Written request:
Using the entries below, quote exactly the span of lines that begins with the line containing "Output the text content of this document." and ends with the final line.
━━ Input for this task
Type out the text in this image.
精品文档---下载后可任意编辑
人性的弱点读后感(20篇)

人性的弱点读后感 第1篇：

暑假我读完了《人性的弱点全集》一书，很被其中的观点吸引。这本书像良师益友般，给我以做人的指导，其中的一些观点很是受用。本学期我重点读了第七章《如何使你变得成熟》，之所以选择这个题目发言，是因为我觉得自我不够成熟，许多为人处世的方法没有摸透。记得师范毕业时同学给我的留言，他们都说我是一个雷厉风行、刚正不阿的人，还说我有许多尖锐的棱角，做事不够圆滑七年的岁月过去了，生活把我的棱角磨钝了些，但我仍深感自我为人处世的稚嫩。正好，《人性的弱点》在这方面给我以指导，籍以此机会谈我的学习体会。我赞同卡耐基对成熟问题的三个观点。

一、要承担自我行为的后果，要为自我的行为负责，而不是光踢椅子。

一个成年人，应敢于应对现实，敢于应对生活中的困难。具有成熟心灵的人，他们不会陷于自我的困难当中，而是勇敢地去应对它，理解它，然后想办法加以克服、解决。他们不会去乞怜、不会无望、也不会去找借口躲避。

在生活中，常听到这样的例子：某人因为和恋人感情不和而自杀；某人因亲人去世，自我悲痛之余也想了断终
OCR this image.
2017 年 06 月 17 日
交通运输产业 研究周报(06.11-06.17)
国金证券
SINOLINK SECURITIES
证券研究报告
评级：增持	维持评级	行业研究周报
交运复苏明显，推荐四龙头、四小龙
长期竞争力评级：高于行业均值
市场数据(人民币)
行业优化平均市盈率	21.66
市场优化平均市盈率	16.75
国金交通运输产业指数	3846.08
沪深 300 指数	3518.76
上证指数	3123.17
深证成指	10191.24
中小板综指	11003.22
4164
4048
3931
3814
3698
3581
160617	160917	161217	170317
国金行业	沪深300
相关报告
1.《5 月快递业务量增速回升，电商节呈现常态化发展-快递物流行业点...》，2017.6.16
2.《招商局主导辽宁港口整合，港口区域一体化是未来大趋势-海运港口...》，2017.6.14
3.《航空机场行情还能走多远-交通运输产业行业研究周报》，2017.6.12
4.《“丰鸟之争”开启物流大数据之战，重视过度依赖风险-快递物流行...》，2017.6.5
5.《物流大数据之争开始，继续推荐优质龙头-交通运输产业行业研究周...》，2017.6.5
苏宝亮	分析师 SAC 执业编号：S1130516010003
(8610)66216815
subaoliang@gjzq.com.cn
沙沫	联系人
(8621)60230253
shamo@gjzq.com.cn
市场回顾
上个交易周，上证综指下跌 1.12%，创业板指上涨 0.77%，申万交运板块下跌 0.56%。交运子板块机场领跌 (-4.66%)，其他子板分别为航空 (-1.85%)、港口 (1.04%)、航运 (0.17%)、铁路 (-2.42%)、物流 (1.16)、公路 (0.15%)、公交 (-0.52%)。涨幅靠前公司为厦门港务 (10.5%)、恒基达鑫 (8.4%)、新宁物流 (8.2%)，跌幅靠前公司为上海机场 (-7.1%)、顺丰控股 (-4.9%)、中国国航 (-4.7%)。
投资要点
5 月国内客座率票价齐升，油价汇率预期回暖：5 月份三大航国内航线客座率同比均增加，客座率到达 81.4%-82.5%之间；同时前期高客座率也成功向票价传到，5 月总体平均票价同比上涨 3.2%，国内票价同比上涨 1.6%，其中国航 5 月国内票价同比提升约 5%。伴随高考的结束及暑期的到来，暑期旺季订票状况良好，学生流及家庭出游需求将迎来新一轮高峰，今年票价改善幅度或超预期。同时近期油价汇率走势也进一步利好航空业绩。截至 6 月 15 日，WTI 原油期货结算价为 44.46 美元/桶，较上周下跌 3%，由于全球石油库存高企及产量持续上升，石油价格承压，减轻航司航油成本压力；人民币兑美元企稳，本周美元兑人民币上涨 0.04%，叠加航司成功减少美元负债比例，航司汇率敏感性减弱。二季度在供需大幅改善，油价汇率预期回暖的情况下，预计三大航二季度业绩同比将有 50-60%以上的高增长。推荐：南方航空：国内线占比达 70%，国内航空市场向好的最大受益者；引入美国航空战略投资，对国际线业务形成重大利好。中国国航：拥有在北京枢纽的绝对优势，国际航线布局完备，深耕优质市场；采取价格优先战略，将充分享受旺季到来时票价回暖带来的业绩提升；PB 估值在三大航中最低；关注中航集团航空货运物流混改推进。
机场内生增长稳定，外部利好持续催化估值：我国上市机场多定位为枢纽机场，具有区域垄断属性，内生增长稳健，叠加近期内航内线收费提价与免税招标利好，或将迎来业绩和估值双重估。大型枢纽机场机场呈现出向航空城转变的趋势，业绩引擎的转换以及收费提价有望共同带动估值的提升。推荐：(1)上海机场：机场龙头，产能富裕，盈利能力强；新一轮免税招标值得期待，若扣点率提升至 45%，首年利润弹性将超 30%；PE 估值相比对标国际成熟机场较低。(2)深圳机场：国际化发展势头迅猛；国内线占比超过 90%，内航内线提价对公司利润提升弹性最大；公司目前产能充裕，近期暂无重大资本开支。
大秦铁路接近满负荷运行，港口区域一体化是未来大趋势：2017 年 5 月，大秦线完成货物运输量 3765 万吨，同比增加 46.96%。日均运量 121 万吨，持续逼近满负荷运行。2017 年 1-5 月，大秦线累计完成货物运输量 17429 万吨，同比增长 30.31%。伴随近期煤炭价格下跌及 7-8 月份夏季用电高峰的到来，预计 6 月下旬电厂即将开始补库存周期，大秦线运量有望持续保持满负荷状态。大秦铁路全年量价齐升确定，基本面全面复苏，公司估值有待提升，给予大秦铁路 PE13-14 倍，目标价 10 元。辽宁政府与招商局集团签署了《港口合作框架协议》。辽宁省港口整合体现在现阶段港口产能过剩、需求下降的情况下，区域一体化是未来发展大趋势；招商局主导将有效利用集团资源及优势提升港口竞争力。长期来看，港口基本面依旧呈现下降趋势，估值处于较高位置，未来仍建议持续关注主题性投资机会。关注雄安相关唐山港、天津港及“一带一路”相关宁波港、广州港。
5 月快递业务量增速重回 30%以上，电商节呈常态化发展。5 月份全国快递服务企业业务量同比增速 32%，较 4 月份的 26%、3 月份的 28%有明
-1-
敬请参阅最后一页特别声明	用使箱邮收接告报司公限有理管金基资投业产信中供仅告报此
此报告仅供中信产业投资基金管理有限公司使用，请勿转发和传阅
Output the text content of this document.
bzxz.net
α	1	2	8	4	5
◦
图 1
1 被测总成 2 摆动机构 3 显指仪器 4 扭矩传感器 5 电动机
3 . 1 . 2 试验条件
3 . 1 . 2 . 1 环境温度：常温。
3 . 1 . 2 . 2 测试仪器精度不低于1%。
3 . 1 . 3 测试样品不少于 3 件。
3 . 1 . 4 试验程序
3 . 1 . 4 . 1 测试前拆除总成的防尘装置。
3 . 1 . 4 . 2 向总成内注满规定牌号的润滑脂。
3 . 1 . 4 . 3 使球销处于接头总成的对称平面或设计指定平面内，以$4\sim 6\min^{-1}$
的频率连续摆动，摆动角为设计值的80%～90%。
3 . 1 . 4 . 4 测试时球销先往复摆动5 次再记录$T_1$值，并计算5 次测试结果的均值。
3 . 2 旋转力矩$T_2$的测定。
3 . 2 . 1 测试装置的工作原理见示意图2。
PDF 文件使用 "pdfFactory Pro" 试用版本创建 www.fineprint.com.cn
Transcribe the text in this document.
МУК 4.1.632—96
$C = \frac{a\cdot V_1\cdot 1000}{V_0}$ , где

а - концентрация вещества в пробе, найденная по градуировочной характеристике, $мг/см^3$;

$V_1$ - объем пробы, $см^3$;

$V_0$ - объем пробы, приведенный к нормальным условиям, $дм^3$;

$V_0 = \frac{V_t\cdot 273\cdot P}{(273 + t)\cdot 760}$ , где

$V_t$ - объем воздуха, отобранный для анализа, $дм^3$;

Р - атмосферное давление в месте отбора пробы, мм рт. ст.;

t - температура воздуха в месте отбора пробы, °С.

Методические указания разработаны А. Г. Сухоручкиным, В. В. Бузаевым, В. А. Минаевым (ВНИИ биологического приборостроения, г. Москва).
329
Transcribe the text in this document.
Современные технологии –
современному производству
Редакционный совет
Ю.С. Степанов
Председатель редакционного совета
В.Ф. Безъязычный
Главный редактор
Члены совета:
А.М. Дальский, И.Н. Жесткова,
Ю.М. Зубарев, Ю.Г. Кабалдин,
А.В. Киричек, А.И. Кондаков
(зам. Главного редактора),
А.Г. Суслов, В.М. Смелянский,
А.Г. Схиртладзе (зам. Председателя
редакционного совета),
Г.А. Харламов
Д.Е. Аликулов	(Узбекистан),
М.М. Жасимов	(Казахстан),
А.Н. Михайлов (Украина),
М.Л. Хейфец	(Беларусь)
━━━━
Task solution:
Output the text content of this document.
bzxz.net
α	1	2	8	4	5
◦
图 1
1 被测总成 2 摆动机构 3 显指仪器 4 扭矩传感器 5 电动机
3 . 1 . 2 试验条件
3 . 1 . 2 . 1 环境温度：常温。
3 . 1 . 2 . 2 测试仪器精度不低于1%。
3 . 1 . 3 测试样品不少于 3 件。
3 . 1 . 4 试验程序
3 . 1 . 4 . 1 测试前拆除总成的防尘装置。
3 . 1 . 4 . 2 向总成内注满规定牌号的润滑脂。
3 . 1 . 4 . 3 使球销处于接头总成的对称平面或设计指定平面内，以$4\sim 6\min^{-1}$
的频率连续摆动，摆动角为设计值的80%～90%。
3 . 1 . 4 . 4 测试时球销先往复摆动5 次再记录$T_1$值，并计算5 次测试结果的均值。
3 . 2 旋转力矩$T_2$的测定。
3 . 2 . 1 测试装置的工作原理见示意图2。
PDF 文件使用 "pdfFactory Pro" 试用版本创建 www.fineprint.com.cn
Transcribe the text in this document.
МУК 4.1.632—96
$C = \frac{a\cdot V_1\cdot 1000}{V_0}$ , где

а - концентрация вещества в пробе, найденная по градуировочной характеристике, $мг/см^3$;

$V_1$ - объем пробы, $см^3$;

$V_0$ - объем пробы, приведенный к нормальным условиям, $дм^3$;

$V_0 = \frac{V_t\cdot 273\cdot P}{(273 + t)\cdot 760}$ , где

$V_t$ - объем воздуха, отобранный для анализа, $дм^3$;

Р - атмосферное давление в месте отбора пробы, мм рт. ст.;

t - температура воздуха в месте отбора пробы, °С.

Методические указания разработаны А. Г. Сухоручкиным, В. В. Бузаевым, В. А. Минаевым (ВНИИ биологического приборостроения, г. Москва).
329
Transcribe the text in this document.
Современные технологии –
современному производству
Редакционный совет
Ю.С. Степанов
Председатель редакционного совета
В.Ф. Безъязычный
Главный редактор
Члены совета:
А.М. Дальский, И.Н. Жесткова,
Ю.М. Зубарев, Ю.Г. Кабалдин,
А.В. Киричек, А.И. Кондаков
(зам. Главного редактора),
А.Г. Суслов, В.М. Смелянский,
А.Г. Схиртладзе (зам. Председателя
редакционного совета),
Г.А. Харламов
Д.Е. Аликулов	(Узбекистан),
М.М. Жасимов	(Казахстан),
А.Н. Михайлов (Украина),
М.Л. Хейфец	(Беларусь)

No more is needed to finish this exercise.